> **Given records**
>> Start

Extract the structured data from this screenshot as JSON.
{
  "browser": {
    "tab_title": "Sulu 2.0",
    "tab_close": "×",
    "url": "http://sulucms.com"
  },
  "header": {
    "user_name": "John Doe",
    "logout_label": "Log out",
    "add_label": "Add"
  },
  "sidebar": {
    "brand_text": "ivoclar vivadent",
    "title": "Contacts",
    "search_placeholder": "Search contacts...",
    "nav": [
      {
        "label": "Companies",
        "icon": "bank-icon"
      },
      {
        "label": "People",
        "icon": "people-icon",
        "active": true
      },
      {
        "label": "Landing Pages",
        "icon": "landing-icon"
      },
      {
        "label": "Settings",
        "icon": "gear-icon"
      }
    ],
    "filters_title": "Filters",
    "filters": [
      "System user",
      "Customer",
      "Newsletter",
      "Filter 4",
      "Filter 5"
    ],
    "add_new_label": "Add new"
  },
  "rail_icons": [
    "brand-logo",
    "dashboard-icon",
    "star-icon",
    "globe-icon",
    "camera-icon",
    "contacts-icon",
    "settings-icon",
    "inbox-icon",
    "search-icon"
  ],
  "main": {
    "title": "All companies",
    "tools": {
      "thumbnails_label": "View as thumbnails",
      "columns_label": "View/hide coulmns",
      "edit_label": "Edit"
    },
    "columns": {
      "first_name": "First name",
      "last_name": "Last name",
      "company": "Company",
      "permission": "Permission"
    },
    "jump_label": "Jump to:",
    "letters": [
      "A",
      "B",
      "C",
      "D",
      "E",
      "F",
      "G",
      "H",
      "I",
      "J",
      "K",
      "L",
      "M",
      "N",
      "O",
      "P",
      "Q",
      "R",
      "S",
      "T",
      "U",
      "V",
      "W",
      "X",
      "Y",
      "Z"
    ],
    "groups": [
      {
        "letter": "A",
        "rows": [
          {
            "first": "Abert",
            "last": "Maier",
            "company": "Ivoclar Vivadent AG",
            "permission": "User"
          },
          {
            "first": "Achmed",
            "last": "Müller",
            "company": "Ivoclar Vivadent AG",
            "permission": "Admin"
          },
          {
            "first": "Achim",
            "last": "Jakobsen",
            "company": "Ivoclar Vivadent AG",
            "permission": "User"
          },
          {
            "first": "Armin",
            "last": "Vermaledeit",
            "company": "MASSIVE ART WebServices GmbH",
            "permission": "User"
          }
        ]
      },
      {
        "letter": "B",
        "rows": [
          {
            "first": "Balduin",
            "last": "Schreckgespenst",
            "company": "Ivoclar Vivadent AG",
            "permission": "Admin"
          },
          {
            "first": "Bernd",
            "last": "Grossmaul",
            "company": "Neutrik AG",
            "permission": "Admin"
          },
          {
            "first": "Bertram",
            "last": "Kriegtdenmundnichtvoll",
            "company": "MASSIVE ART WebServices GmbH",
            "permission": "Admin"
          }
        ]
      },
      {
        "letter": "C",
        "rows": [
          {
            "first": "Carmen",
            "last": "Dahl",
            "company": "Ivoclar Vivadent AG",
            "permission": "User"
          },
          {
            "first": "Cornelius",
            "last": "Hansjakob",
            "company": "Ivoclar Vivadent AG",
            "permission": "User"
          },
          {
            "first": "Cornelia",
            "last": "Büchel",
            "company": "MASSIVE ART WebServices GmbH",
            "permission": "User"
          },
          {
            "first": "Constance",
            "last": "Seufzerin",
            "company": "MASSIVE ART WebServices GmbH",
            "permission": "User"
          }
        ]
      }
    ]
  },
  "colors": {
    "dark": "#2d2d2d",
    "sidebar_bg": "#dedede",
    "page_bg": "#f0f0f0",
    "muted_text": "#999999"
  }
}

>> End

> **Set exercise**
Each entry above is to be set down again in exactly the same words.

> **Answer to the task**
Extract the structured data from this screenshot as JSON.
{
  "browser": {
    "tab_title": "Sulu 2.0",
    "tab_close": "×",
    "url": "http://sulucms.com"
  },
  "header": {
    "user_name": "John Doe",
    "logout_label": "Log out",
    "add_label": "Add"
  },
  "sidebar": {
    "brand_text": "ivoclar vivadent",
    "title": "Contacts",
    "search_placeholder": "Search contacts...",
    "nav": [
      {
        "label": "Companies",
        "icon": "bank-icon"
      },
      {
        "label": "People",
        "icon": "people-icon",
        "active": true
      },
      {
        "label": "Landing Pages",
        "icon": "landing-icon"
      },
      {
        "label": "Settings",
        "icon": "gear-icon"
      }
    ],
    "filters_title": "Filters",
    "filters": [
      "System user",
      "Customer",
      "Newsletter",
      "Filter 4",
      "Filter 5"
    ],
    "add_new_label": "Add new"
  },
  "rail_icons": [
    "brand-logo",
    "dashboard-icon",
    "star-icon",
    "globe-icon",
    "camera-icon",
    "contacts-icon",
    "settings-icon",
    "inbox-icon",
    "search-icon"
  ],
  "main": {
    "title": "All companies",
    "tools": {
      "thumbnails_label": "View as thumbnails",
      "columns_label": "View/hide coulmns",
      "edit_label": "Edit"
    },
    "columns": {
      "first_name": "First name",
      "last_name": "Last name",
      "company": "Company",
      "permission": "Permission"
    },
    "jump_label": "Jump to:",
    "letters": [
      "A",
      "B",
      "C",
      "D",
      "E",
      "F",
      "G",
      "H",
      "I",
      "J",
      "K",
      "L",
      "M",
      "N",
      "O",
      "P",
      "Q",
      "R",
      "S",
      "T",
      "U",
      "V",
      "W",
      "X",
      "Y",
      "Z"
    ],
    "groups": [
      {
        "letter": "A",
        "rows": [
          {
            "first": "Abert",
            "last": "Maier",
            "company": "Ivoclar Vivadent AG",
            "permission": "User"
          },
          {
            "first": "Achmed",
            "last": "Müller",
            "company": "Ivoclar Vivadent AG",
            "permission": "Admin"
          },
          {
            "first": "Achim",
            "last": "Jakobsen",
            "company": "Ivoclar Vivadent AG",
            "permission": "User"
          },
          {
            "first": "Armin",
            "last": "Vermaledeit",
            "company": "MASSIVE ART WebServices GmbH",
            "permission": "User"
          }
        ]
      },
      {
        "letter": "B",
        "rows": [
          {
            "first": "Balduin",
            "last": "Schreckgespenst",
            "company": "Ivoclar Vivadent AG",
            "permission": "Admin"
          },
          {
            "first": "Bernd",
            "last": "Grossmaul",
            "company": "Neutrik AG",
            "permission": "Admin"
          },
          {
            "first": "Bertram",
            "last": "Kriegtdenmundnichtvoll",
            "company": "MASSIVE ART WebServices GmbH",
            "permission": "Admin"
          }
        ]
      },
      {
        "letter": "C",
        "rows": [
          {
            "first": "Carmen",
            "last": "Dahl",
            "company": "Ivoclar Vivadent AG",
            "permission": "User"
          },
          {
            "first": "Cornelius",
            "last": "Hansjakob",
            "company": "Ivoclar Vivadent AG",
            "permission": "User"
          },
          {
            "first": "Cornelia",
            "last": "Büchel",
            "company": "MASSIVE ART WebServices GmbH",
            "permission": "User"
          },
          {
            "first": "Constance",
            "last": "Seufzerin",
            "company": "MASSIVE ART WebServices GmbH",
            "permission": "User"
          }
        ]
      }
    ]
  },
  "colors": {
    "dark": "#2d2d2d",
    "sidebar_bg": "#dedede",
    "page_bg": "#f0f0f0",
    "muted_text": "#999999"
  }
}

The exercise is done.